§ DESCRIPTION OF THE TASK:
Output the material below in full, exactly as it is.

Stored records
** BEGIN **

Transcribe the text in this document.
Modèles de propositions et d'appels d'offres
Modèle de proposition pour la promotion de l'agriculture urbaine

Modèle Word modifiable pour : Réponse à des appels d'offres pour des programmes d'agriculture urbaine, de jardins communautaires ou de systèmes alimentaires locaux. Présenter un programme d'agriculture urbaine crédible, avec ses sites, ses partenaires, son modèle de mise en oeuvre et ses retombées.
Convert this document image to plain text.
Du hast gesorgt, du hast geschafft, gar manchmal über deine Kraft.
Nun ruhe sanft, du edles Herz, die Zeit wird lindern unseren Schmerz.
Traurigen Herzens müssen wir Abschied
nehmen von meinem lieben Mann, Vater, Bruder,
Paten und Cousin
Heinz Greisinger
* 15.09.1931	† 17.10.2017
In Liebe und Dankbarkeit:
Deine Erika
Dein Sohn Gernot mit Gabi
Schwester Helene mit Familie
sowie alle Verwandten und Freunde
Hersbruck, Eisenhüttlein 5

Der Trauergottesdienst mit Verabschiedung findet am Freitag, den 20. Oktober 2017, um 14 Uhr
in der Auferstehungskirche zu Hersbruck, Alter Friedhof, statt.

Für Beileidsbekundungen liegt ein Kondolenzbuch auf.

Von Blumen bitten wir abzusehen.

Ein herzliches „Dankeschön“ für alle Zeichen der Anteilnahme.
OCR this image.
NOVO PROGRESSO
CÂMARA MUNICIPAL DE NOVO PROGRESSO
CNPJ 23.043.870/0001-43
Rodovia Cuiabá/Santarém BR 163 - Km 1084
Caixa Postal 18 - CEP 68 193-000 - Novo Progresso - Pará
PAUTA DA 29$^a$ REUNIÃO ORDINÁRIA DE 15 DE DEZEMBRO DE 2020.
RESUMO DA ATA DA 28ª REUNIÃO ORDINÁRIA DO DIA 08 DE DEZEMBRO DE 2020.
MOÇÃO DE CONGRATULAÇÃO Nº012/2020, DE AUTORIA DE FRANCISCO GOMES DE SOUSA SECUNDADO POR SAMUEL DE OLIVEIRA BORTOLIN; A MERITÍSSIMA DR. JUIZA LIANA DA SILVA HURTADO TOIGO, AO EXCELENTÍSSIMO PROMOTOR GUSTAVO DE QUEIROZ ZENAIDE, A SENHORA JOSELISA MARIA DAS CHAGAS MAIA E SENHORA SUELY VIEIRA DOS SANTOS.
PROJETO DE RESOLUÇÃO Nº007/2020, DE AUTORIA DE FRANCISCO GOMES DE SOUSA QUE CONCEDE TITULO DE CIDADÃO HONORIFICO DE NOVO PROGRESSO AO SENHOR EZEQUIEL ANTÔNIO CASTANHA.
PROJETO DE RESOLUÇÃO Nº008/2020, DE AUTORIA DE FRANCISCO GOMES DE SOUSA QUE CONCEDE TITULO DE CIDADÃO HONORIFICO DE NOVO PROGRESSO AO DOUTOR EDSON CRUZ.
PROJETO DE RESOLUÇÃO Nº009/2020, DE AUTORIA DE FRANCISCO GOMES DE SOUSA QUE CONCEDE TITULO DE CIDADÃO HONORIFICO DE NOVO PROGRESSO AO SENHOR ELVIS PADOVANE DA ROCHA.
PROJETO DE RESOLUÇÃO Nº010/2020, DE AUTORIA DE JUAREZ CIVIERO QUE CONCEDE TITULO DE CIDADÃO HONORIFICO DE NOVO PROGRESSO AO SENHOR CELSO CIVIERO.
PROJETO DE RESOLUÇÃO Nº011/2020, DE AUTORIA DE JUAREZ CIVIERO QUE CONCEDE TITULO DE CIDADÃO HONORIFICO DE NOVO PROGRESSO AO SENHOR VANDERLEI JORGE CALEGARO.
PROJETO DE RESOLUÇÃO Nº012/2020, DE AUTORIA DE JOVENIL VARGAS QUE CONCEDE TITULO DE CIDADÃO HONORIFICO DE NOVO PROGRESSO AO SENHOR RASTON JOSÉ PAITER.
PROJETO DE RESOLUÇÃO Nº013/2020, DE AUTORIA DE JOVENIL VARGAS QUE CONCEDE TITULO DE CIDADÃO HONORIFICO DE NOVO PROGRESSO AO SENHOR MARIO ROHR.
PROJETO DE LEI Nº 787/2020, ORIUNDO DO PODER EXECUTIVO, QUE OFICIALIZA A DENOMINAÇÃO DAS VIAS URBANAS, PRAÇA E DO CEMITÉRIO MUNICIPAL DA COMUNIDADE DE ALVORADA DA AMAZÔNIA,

** END **

§ TASK OUTPUT:
Transcribe the text in this document.
Modèles de propositions et d'appels d'offres
Modèle de proposition pour la promotion de l'agriculture urbaine

Modèle Word modifiable pour : Réponse à des appels d'offres pour des programmes d'agriculture urbaine, de jardins communautaires ou de systèmes alimentaires locaux. Présenter un programme d'agriculture urbaine crédible, avec ses sites, ses partenaires, son modèle de mise en oeuvre et ses retombées.
Convert this document image to plain text.
Du hast gesorgt, du hast geschafft, gar manchmal über deine Kraft.
Nun ruhe sanft, du edles Herz, die Zeit wird lindern unseren Schmerz.
Traurigen Herzens müssen wir Abschied
nehmen von meinem lieben Mann, Vater, Bruder,
Paten und Cousin
Heinz Greisinger
* 15.09.1931	† 17.10.2017
In Liebe und Dankbarkeit:
Deine Erika
Dein Sohn Gernot mit Gabi
Schwester Helene mit Familie
sowie alle Verwandten und Freunde
Hersbruck, Eisenhüttlein 5

Der Trauergottesdienst mit Verabschiedung findet am Freitag, den 20. Oktober 2017, um 14 Uhr
in der Auferstehungskirche zu Hersbruck, Alter Friedhof, statt.

Für Beileidsbekundungen liegt ein Kondolenzbuch auf.

Von Blumen bitten wir abzusehen.

Ein herzliches „Dankeschön“ für alle Zeichen der Anteilnahme.
OCR this image.
NOVO PROGRESSO
CÂMARA MUNICIPAL DE NOVO PROGRESSO
CNPJ 23.043.870/0001-43
Rodovia Cuiabá/Santarém BR 163 - Km 1084
Caixa Postal 18 - CEP 68 193-000 - Novo Progresso - Pará
PAUTA DA 29$^a$ REUNIÃO ORDINÁRIA DE 15 DE DEZEMBRO DE 2020.
RESUMO DA ATA DA 28ª REUNIÃO ORDINÁRIA DO DIA 08 DE DEZEMBRO DE 2020.
MOÇÃO DE CONGRATULAÇÃO Nº012/2020, DE AUTORIA DE FRANCISCO GOMES DE SOUSA SECUNDADO POR SAMUEL DE OLIVEIRA BORTOLIN; A MERITÍSSIMA DR. JUIZA LIANA DA SILVA HURTADO TOIGO, AO EXCELENTÍSSIMO PROMOTOR GUSTAVO DE QUEIROZ ZENAIDE, A SENHORA JOSELISA MARIA DAS CHAGAS MAIA E SENHORA SUELY VIEIRA DOS SANTOS.
PROJETO DE RESOLUÇÃO Nº007/2020, DE AUTORIA DE FRANCISCO GOMES DE SOUSA QUE CONCEDE TITULO DE CIDADÃO HONORIFICO DE NOVO PROGRESSO AO SENHOR EZEQUIEL ANTÔNIO CASTANHA.
PROJETO DE RESOLUÇÃO Nº008/2020, DE AUTORIA DE FRANCISCO GOMES DE SOUSA QUE CONCEDE TITULO DE CIDADÃO HONORIFICO DE NOVO PROGRESSO AO DOUTOR EDSON CRUZ.
PROJETO DE RESOLUÇÃO Nº009/2020, DE AUTORIA DE FRANCISCO GOMES DE SOUSA QUE CONCEDE TITULO DE CIDADÃO HONORIFICO DE NOVO PROGRESSO AO SENHOR ELVIS PADOVANE DA ROCHA.
PROJETO DE RESOLUÇÃO Nº010/2020, DE AUTORIA DE JUAREZ CIVIERO QUE CONCEDE TITULO DE CIDADÃO HONORIFICO DE NOVO PROGRESSO AO SENHOR CELSO CIVIERO.
PROJETO DE RESOLUÇÃO Nº011/2020, DE AUTORIA DE JUAREZ CIVIERO QUE CONCEDE TITULO DE CIDADÃO HONORIFICO DE NOVO PROGRESSO AO SENHOR VANDERLEI JORGE CALEGARO.
PROJETO DE RESOLUÇÃO Nº012/2020, DE AUTORIA DE JOVENIL VARGAS QUE CONCEDE TITULO DE CIDADÃO HONORIFICO DE NOVO PROGRESSO AO SENHOR RASTON JOSÉ PAITER.
PROJETO DE RESOLUÇÃO Nº013/2020, DE AUTORIA DE JOVENIL VARGAS QUE CONCEDE TITULO DE CIDADÃO HONORIFICO DE NOVO PROGRESSO AO SENHOR MARIO ROHR.
PROJETO DE LEI Nº 787/2020, ORIUNDO DO PODER EXECUTIVO, QUE OFICIALIZA A DENOMINAÇÃO DAS VIAS URBANAS, PRAÇA E DO CEMITÉRIO MUNICIPAL DA COMUNIDADE DE ALVORADA DA AMAZÔNIA,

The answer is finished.